Required work: How many lines in these records hold the string "structured"? Reply with the number alone.

━━━

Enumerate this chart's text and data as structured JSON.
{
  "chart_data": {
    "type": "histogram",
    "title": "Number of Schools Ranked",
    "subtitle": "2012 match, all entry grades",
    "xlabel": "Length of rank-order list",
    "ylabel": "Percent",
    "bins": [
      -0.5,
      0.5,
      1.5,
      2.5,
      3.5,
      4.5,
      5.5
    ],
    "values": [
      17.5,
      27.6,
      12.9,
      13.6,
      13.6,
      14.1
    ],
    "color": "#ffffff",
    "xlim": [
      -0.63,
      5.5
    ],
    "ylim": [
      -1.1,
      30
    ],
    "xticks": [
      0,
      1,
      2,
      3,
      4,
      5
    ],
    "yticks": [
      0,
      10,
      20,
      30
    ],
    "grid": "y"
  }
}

━━━

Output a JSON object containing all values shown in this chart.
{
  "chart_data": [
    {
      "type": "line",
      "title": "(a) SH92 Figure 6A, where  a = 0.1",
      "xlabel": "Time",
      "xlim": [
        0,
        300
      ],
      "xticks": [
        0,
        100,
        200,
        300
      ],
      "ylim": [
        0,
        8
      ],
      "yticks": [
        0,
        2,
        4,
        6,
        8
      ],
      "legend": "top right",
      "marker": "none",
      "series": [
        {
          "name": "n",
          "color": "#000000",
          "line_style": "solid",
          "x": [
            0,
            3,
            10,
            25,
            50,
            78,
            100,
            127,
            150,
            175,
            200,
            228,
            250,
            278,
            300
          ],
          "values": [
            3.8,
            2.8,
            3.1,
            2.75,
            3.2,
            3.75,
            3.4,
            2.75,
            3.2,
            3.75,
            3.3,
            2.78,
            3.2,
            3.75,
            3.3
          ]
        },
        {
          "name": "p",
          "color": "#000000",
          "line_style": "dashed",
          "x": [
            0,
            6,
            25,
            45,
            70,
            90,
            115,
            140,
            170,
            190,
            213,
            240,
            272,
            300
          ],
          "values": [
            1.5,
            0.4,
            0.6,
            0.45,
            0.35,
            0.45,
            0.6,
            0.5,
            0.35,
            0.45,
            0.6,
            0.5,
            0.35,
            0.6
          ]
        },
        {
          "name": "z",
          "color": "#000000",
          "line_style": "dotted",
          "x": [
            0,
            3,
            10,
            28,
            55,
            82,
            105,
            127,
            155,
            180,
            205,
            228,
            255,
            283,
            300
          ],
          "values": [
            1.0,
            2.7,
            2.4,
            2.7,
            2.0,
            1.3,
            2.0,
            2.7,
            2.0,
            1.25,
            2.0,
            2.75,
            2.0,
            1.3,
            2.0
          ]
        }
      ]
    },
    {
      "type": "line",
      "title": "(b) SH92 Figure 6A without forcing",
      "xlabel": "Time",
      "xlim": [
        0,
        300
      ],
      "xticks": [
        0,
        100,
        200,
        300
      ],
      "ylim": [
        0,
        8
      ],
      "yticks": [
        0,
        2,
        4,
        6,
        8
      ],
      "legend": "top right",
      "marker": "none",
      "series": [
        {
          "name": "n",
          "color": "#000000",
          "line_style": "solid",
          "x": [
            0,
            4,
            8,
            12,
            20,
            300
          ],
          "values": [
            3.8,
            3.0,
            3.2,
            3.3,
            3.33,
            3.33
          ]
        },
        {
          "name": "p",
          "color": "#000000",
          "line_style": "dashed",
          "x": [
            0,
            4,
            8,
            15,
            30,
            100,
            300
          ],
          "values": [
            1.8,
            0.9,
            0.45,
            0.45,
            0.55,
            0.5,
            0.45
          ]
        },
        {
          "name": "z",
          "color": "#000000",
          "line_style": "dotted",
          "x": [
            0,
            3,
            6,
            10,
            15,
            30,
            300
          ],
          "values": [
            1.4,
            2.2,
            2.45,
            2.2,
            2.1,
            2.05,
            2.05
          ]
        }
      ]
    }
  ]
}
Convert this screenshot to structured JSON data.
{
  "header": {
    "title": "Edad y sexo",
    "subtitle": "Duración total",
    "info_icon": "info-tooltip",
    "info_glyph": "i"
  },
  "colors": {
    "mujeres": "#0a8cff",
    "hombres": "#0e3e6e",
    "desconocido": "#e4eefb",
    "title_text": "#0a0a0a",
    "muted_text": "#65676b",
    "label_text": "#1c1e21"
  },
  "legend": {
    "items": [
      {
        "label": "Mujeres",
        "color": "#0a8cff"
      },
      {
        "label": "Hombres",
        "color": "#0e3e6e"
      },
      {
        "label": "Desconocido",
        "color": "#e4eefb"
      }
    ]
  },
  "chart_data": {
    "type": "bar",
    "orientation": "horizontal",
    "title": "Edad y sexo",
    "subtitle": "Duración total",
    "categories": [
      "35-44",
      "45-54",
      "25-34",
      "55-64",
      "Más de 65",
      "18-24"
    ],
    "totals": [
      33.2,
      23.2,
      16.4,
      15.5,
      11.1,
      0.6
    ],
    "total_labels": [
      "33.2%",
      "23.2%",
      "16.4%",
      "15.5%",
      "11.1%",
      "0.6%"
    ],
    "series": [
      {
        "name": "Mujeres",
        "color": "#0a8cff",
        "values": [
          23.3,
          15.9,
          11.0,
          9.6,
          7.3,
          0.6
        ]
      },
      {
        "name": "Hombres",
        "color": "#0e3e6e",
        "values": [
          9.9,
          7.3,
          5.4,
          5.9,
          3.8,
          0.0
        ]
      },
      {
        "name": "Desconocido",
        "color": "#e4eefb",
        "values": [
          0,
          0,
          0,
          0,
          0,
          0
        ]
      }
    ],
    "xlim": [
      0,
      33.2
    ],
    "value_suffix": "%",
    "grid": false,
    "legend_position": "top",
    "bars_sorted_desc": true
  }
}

━━━

Answer for the task: 2